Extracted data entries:
■ ■ ■ ■
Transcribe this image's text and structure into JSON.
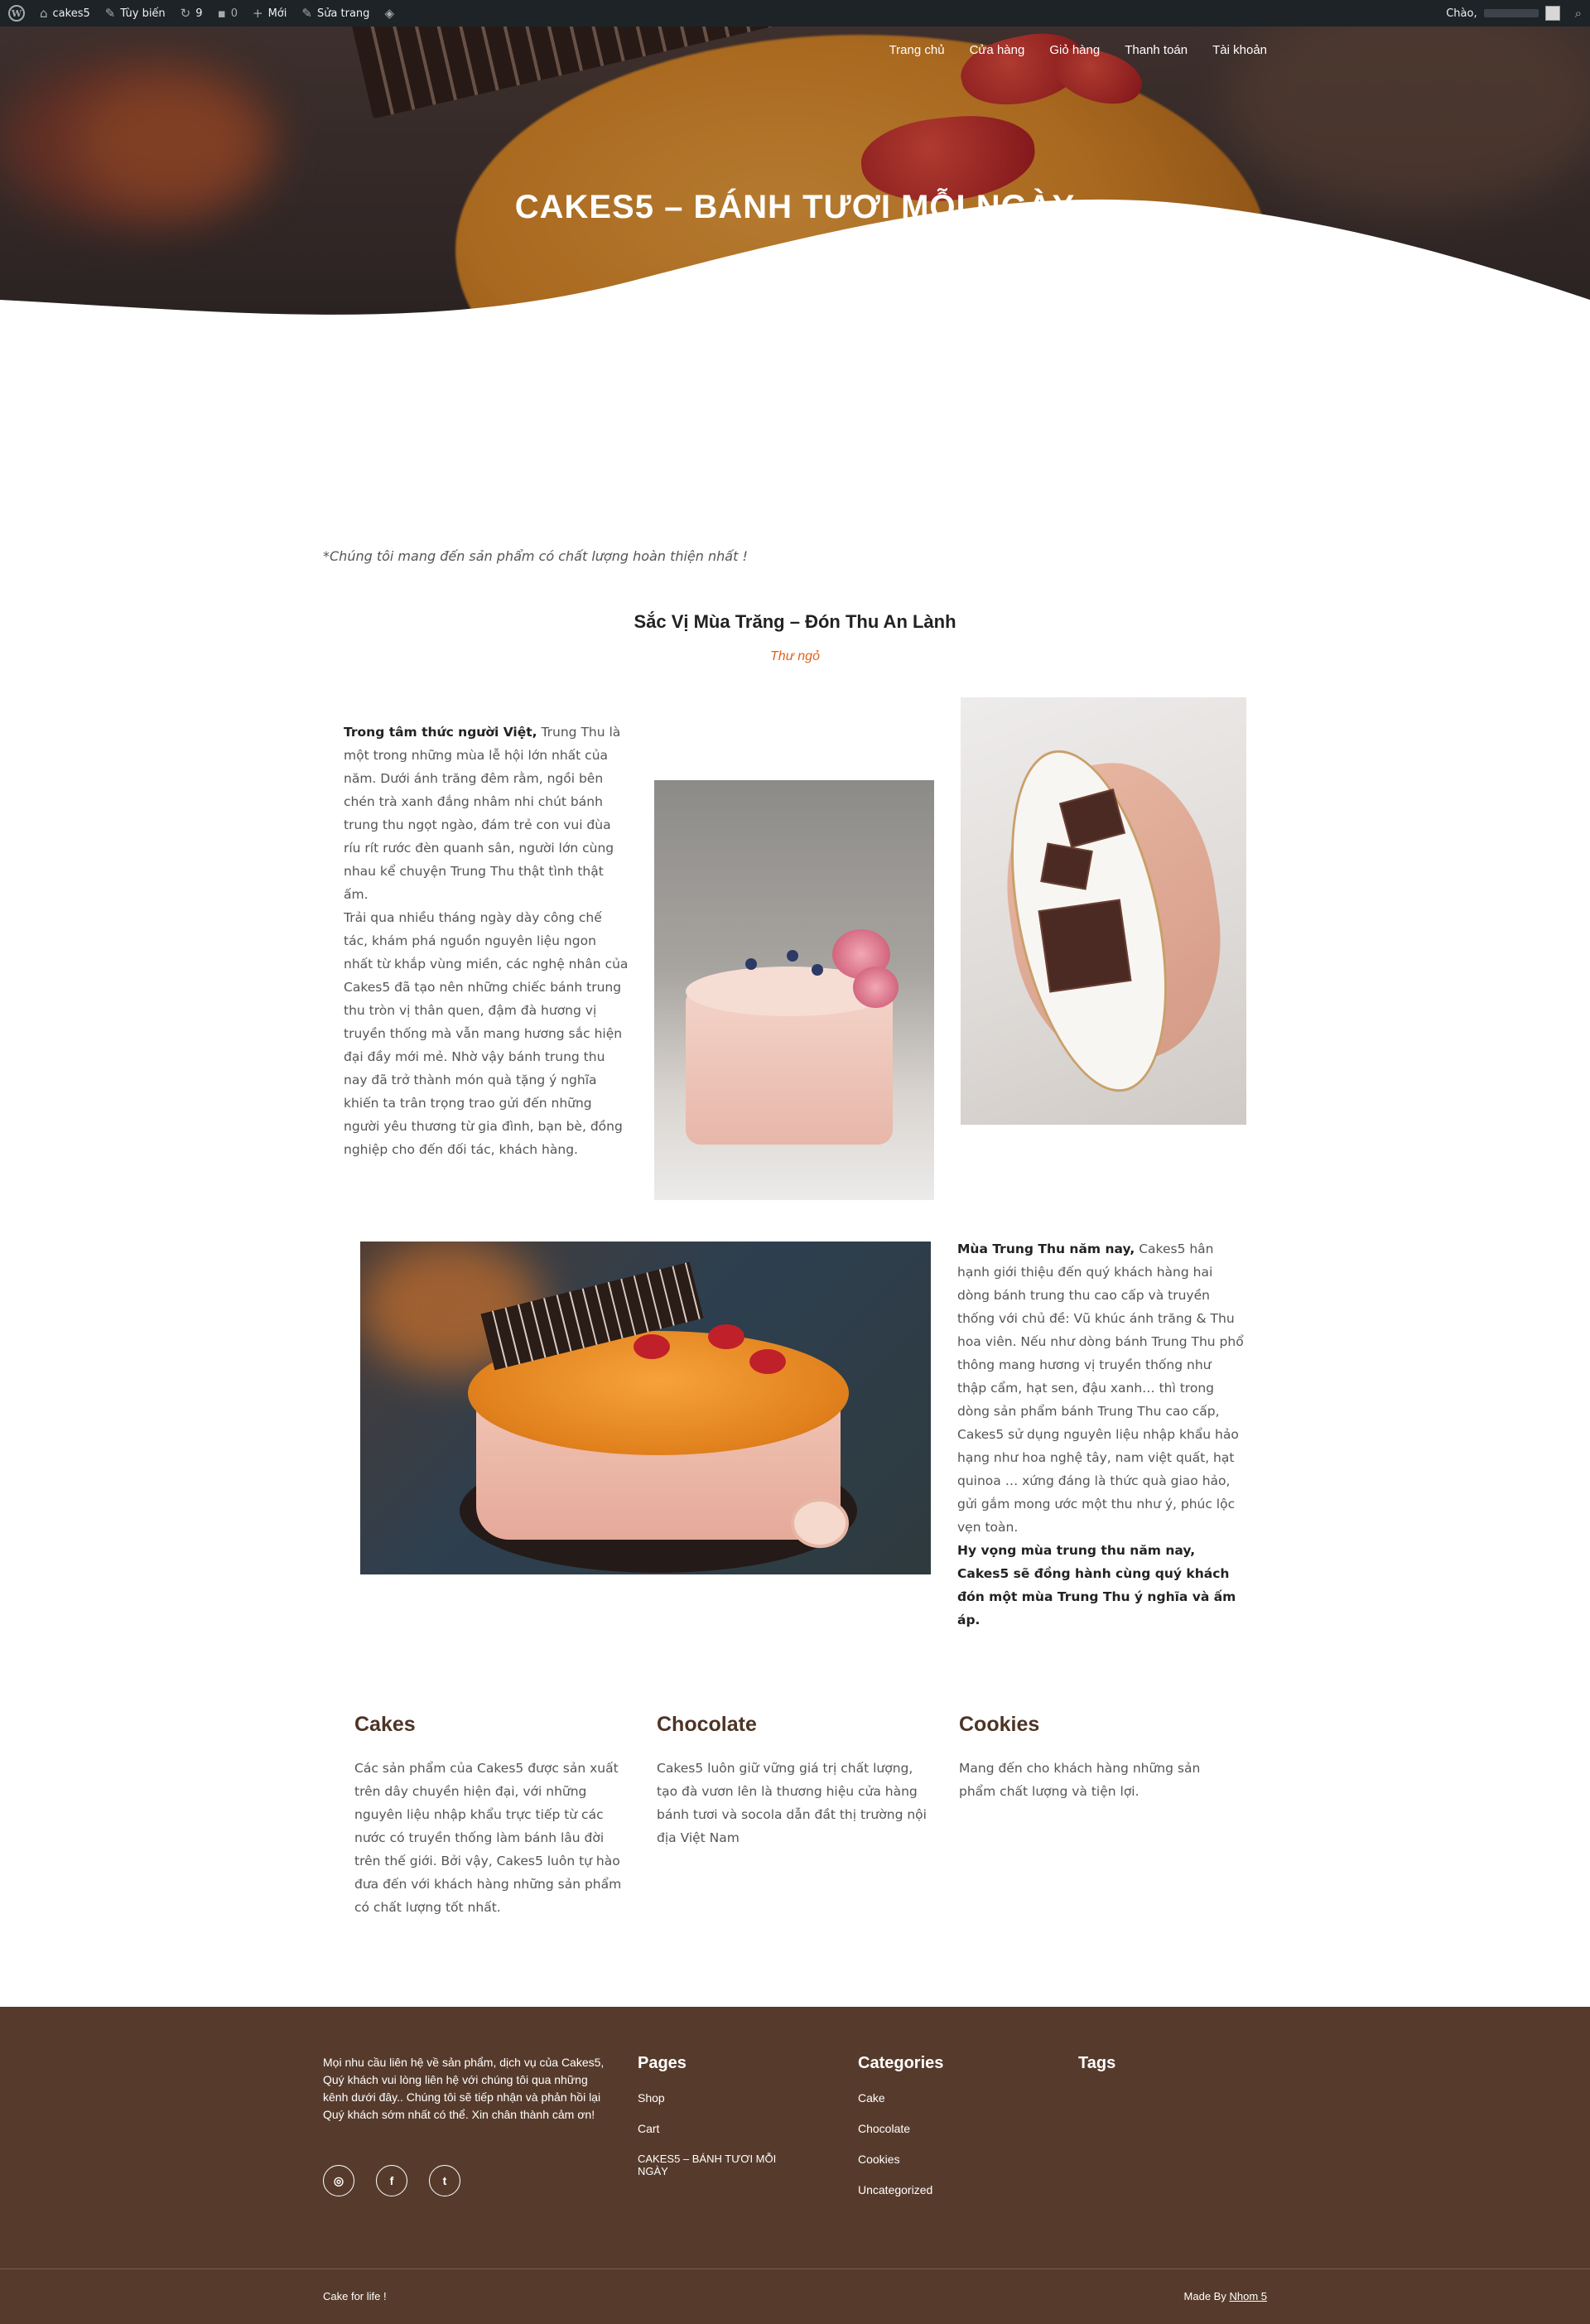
{
  "admin_bar": {
    "site_name": "cakes5",
    "customize": "Tùy biến",
    "updates_count": "9",
    "comments_count": "0",
    "new": "Mới",
    "edit_page": "Sửa trang",
    "greeting": "Chào,"
  },
  "nav": {
    "items": [
      "Trang chủ",
      "Cửa hàng",
      "Giỏ hàng",
      "Thanh toán",
      "Tài khoản"
    ]
  },
  "hero": {
    "title": "CAKES5 – BÁNH TƯƠI MỖI NGÀY"
  },
  "content": {
    "intro": "*Chúng tôi mang đến sản phẩm có chất lượng hoàn thiện nhất !",
    "section_title": "Sắc Vị Mùa Trăng – Đón Thu An Lành",
    "section_subtitle": "Thư ngỏ",
    "para1_bold": "Trong tâm thức người Việt,",
    "para1_text": " Trung Thu là một trong những mùa lễ hội lớn nhất của năm. Dưới ánh trăng đêm rằm, ngồi bên chén trà xanh đắng nhâm nhi chút bánh trung thu ngọt ngào, đám trẻ con vui đùa ríu rít rước đèn quanh sân, người lớn cùng nhau kể chuyện Trung Thu thật tình thật ấm.",
    "para1_text2": "Trải qua nhiều tháng ngày dày công chế tác, khám phá nguồn nguyên liệu ngon nhất từ khắp vùng miền, các nghệ nhân của Cakes5 đã tạo nên những chiếc bánh trung thu tròn vị thân quen, đậm đà hương vị truyền thống mà vẫn mang hương sắc hiện đại đầy mới mẻ. Nhờ vậy bánh trung thu nay đã trở thành món quà tặng ý nghĩa khiến ta trân trọng trao gửi đến những người yêu thương từ gia đình, bạn bè, đồng nghiệp cho đến đối tác, khách hàng.",
    "para2_bold": "Mùa Trung Thu năm nay,",
    "para2_text": " Cakes5 hân hạnh giới thiệu đến quý khách hàng hai dòng bánh trung thu cao cấp và truyền thống với chủ đề: Vũ khúc ánh trăng & Thu hoa viên. Nếu như dòng bánh Trung Thu phổ thông mang hương vị truyền thống như thập cẩm, hạt sen, đậu xanh… thì trong dòng sản phẩm bánh Trung Thu cao cấp, Cakes5 sử dụng nguyên liệu nhập khẩu hảo hạng như hoa nghệ tây, nam việt quất, hạt quinoa … xứng đáng là thức quà giao hảo, gửi gắm mong ước một thu như ý, phúc lộc vẹn toàn.",
    "para2_closing": "Hy vọng mùa trung thu năm nay, Cakes5 sẽ đồng hành cùng quý khách đón một mùa Trung Thu ý nghĩa và ấm áp."
  },
  "features": [
    {
      "title": "Cakes",
      "text": "Các sản phẩm của Cakes5 được sản xuất trên dây chuyền hiện đại, với những nguyên liệu nhập khẩu trực tiếp từ các nước có truyền thống làm bánh lâu đời trên thế giới. Bởi vậy, Cakes5 luôn tự hào đưa đến với khách hàng những sản phẩm có chất lượng tốt nhất."
    },
    {
      "title": "Chocolate",
      "text": "Cakes5 luôn giữ vững giá trị chất lượng, tạo đà vươn lên là thương hiệu cửa hàng bánh tươi và socola dẫn đầt thị trường nội địa Việt Nam"
    },
    {
      "title": "Cookies",
      "text": "Mang đến cho khách hàng những sản phẩm chất lượng và tiện lợi."
    }
  ],
  "footer": {
    "about": "Mọi nhu cầu liên hệ về sản phẩm, dịch vụ của Cakes5, Quý khách vui lòng liên hệ với chúng tôi qua những kênh dưới đây.. Chúng tôi sẽ tiếp nhận và phản hồi lại Quý khách sớm nhất có thể. Xin chân thành cảm ơn!",
    "pages_title": "Pages",
    "pages": [
      "Shop",
      "Cart",
      "CAKES5 – BÁNH TƯƠI MỖI NGÀY"
    ],
    "categories_title": "Categories",
    "categories": [
      "Cake",
      "Chocolate",
      "Cookies",
      "Uncategorized"
    ],
    "tags_title": "Tags",
    "bottom_left": "Cake for life !",
    "made_by_prefix": "Made By ",
    "made_by_link": "Nhom 5"
  },
  "colors": {
    "accent_orange": "#e2621b",
    "footer_bg": "#563b2c",
    "heading_brown": "#4d3425",
    "admin_bar": "#1d2327"
  },
  "icons": [
    "wordpress-icon",
    "home-icon",
    "brush-icon",
    "updates-icon",
    "comments-icon",
    "plus-icon",
    "pencil-icon",
    "diamond-icon",
    "search-icon",
    "instagram-icon",
    "facebook-icon",
    "twitter-icon"
  ]
}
■ ■ ■ ■
Problem to solve -
Locate and copy each line in the data above that includes the word "Chúng".

Task answer -
    "intro": "*Chúng tôi mang đến sản phẩm có chất lượng hoàn thiện nhất !",
    "about": "Mọi nhu cầu liên hệ về sản phẩm, dịch vụ của Cakes5, Quý khách vui lòng liên hệ với chúng tôi qua những kênh dưới đây.. Chúng tôi sẽ tiếp nhận và phản hồi lại Quý khách sớm nhất có thể. Xin chân thành cảm ơn!",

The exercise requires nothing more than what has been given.